*THE RECORDS:*

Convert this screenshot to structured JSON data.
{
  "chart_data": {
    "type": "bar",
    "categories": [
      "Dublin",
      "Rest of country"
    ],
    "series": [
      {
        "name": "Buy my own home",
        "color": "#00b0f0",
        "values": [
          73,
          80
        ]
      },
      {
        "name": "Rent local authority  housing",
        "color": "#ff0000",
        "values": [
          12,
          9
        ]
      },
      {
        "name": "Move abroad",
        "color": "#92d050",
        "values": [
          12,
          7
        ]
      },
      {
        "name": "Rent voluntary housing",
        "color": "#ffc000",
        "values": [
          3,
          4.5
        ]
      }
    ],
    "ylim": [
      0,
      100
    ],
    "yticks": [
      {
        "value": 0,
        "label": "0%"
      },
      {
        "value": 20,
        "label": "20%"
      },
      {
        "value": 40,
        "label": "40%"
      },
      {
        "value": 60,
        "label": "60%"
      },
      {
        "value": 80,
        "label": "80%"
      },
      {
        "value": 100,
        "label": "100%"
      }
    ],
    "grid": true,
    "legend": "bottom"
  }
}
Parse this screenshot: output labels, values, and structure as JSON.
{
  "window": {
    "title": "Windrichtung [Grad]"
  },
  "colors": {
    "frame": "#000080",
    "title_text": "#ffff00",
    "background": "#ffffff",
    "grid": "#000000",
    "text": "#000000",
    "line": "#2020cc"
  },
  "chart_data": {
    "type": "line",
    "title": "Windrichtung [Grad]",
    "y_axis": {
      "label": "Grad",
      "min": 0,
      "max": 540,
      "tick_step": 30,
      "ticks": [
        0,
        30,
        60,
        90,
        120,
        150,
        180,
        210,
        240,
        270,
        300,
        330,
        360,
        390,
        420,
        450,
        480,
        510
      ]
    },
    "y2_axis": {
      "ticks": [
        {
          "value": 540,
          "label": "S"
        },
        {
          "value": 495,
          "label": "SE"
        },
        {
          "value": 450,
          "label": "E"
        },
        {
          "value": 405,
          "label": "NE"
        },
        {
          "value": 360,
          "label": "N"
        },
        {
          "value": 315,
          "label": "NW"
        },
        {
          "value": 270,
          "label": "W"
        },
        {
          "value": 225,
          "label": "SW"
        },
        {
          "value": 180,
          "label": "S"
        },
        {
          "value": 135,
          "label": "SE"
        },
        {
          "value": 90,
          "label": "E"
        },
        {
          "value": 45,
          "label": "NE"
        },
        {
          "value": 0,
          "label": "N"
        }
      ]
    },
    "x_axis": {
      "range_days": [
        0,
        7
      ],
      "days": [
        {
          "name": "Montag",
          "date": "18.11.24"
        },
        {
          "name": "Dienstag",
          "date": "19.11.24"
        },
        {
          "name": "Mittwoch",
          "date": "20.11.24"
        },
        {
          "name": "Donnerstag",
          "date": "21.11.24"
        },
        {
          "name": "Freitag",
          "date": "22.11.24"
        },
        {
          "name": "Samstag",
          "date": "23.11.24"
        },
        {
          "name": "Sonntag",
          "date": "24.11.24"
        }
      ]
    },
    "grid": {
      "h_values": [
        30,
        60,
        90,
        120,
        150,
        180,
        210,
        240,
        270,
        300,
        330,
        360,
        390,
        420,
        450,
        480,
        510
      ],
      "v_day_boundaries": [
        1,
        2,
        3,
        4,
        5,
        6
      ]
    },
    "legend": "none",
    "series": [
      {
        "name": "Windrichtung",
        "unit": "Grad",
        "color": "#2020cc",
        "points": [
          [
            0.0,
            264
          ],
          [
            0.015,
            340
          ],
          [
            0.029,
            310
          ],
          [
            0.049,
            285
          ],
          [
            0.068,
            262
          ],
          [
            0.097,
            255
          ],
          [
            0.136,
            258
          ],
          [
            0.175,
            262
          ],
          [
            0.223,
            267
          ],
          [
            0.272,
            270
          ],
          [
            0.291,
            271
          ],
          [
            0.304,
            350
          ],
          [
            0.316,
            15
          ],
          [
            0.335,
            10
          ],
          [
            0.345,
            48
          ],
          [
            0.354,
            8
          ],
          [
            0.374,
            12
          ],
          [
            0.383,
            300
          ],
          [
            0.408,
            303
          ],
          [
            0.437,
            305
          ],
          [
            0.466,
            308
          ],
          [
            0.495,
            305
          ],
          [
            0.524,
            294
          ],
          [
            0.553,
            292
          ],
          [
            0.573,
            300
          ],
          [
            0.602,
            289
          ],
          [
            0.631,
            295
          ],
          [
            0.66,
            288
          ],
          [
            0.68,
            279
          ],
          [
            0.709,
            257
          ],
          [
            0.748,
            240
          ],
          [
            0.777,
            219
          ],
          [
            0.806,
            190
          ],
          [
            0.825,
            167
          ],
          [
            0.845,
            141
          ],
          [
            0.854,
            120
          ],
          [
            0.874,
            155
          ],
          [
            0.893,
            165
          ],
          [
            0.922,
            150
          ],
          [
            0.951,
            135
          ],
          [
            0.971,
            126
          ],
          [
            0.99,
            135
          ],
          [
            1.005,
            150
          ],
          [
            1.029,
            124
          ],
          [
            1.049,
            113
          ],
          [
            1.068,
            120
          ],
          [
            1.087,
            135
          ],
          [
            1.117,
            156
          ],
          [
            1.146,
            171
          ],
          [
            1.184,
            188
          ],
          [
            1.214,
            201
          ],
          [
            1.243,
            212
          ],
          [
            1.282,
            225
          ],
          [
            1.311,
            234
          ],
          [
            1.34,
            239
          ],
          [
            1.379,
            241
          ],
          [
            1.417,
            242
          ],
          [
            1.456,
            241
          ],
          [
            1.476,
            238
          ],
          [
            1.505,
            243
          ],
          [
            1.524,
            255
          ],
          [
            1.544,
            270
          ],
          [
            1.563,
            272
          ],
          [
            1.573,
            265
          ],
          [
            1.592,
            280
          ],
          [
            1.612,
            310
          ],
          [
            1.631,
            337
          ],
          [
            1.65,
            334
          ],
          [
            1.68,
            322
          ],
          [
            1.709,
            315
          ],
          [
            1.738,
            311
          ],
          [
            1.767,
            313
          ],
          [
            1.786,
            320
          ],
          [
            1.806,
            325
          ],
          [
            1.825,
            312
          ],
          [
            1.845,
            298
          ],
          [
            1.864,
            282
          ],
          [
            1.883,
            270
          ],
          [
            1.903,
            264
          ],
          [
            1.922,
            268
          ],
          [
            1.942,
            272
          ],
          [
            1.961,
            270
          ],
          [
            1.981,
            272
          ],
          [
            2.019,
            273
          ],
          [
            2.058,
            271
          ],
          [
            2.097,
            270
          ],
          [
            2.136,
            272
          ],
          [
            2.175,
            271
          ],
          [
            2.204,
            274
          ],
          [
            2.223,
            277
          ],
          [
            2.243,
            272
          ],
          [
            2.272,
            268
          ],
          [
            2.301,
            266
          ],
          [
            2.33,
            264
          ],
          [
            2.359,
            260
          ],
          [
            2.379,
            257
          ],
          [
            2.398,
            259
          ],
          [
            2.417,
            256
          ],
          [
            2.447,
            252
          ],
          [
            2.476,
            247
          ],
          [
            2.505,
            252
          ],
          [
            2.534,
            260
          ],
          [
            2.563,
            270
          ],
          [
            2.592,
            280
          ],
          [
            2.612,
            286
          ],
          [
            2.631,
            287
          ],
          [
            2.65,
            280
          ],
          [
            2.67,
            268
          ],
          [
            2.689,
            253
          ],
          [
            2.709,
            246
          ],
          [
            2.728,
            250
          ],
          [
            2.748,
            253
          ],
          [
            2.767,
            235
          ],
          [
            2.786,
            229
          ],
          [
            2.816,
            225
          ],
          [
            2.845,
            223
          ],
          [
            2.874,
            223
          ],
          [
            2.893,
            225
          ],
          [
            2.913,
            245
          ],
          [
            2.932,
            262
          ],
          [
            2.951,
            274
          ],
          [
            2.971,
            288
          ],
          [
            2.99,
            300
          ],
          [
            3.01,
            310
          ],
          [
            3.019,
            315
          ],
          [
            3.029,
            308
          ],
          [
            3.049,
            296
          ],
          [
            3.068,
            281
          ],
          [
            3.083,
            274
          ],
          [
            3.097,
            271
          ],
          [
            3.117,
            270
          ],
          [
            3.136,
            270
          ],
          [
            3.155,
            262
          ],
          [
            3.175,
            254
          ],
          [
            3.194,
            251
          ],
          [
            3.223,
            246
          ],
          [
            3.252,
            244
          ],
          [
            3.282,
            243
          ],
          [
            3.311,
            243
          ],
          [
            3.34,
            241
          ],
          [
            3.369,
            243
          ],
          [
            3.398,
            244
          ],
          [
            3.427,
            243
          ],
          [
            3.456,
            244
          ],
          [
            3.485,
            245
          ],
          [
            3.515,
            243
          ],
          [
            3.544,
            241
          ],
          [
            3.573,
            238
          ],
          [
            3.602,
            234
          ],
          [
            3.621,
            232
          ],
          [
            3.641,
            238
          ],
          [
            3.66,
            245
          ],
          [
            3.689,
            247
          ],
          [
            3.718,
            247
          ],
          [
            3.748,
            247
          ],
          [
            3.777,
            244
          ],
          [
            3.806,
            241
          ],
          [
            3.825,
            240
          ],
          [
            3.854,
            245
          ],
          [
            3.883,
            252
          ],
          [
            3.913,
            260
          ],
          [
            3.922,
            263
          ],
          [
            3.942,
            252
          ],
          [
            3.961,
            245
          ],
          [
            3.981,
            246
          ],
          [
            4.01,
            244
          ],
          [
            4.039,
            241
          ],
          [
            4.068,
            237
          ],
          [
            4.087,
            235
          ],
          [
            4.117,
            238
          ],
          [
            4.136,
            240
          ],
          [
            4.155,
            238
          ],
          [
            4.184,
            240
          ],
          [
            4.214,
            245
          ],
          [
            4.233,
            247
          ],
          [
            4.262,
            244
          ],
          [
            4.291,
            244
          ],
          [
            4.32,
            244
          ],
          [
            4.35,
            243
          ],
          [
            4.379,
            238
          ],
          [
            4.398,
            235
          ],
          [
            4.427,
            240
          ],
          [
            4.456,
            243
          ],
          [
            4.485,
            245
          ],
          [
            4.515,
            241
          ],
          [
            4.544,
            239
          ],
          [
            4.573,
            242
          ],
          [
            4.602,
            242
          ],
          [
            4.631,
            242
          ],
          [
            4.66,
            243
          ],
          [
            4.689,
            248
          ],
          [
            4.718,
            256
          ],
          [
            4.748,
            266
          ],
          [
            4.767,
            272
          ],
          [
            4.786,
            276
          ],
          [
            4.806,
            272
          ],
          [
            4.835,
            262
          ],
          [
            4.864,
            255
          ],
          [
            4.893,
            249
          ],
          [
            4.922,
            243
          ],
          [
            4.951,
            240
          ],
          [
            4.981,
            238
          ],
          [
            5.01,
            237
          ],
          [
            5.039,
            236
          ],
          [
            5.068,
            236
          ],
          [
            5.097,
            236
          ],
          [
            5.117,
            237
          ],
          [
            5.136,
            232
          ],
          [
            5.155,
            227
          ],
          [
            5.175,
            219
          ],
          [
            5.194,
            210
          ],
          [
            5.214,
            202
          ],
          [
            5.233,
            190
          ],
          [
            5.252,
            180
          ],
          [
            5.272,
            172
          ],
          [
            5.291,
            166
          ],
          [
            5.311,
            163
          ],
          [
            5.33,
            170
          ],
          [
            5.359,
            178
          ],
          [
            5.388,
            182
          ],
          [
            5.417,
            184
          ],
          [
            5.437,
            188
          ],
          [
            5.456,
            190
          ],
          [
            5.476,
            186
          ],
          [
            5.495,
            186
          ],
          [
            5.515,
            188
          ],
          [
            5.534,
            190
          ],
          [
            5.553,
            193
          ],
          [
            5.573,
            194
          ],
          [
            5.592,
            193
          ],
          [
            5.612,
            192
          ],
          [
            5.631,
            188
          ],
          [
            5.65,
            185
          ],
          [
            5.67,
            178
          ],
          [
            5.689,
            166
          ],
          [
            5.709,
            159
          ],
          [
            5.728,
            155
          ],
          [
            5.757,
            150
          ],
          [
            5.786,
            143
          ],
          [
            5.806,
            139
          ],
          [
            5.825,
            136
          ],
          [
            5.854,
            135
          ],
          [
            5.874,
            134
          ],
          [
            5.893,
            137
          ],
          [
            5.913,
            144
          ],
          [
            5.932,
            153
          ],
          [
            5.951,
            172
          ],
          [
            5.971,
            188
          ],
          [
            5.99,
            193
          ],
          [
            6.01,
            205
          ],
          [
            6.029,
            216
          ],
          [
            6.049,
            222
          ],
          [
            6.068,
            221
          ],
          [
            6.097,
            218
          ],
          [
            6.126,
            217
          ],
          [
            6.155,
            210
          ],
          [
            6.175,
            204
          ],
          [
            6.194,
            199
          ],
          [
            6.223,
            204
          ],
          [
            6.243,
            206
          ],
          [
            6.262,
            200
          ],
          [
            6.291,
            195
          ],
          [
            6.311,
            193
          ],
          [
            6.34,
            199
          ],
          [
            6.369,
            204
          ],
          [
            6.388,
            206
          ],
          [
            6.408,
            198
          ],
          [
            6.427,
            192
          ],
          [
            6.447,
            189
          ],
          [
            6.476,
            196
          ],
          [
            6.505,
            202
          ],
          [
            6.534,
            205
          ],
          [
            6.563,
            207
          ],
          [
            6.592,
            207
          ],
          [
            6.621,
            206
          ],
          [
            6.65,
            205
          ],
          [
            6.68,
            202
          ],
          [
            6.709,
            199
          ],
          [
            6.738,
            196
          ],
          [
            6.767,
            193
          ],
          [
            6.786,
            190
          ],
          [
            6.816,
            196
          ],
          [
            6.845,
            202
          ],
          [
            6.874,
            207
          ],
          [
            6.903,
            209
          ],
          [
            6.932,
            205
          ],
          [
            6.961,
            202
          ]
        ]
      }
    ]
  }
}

*GIVEN INSTRUCTION:* Show all lines from the listing above in which "date" appears.

*FULL SOLUTION:*
          "date": "18.11.24"
          "date": "19.11.24"
          "date": "20.11.24"
          "date": "21.11.24"
          "date": "22.11.24"
          "date": "23.11.24"
          "date": "24.11.24"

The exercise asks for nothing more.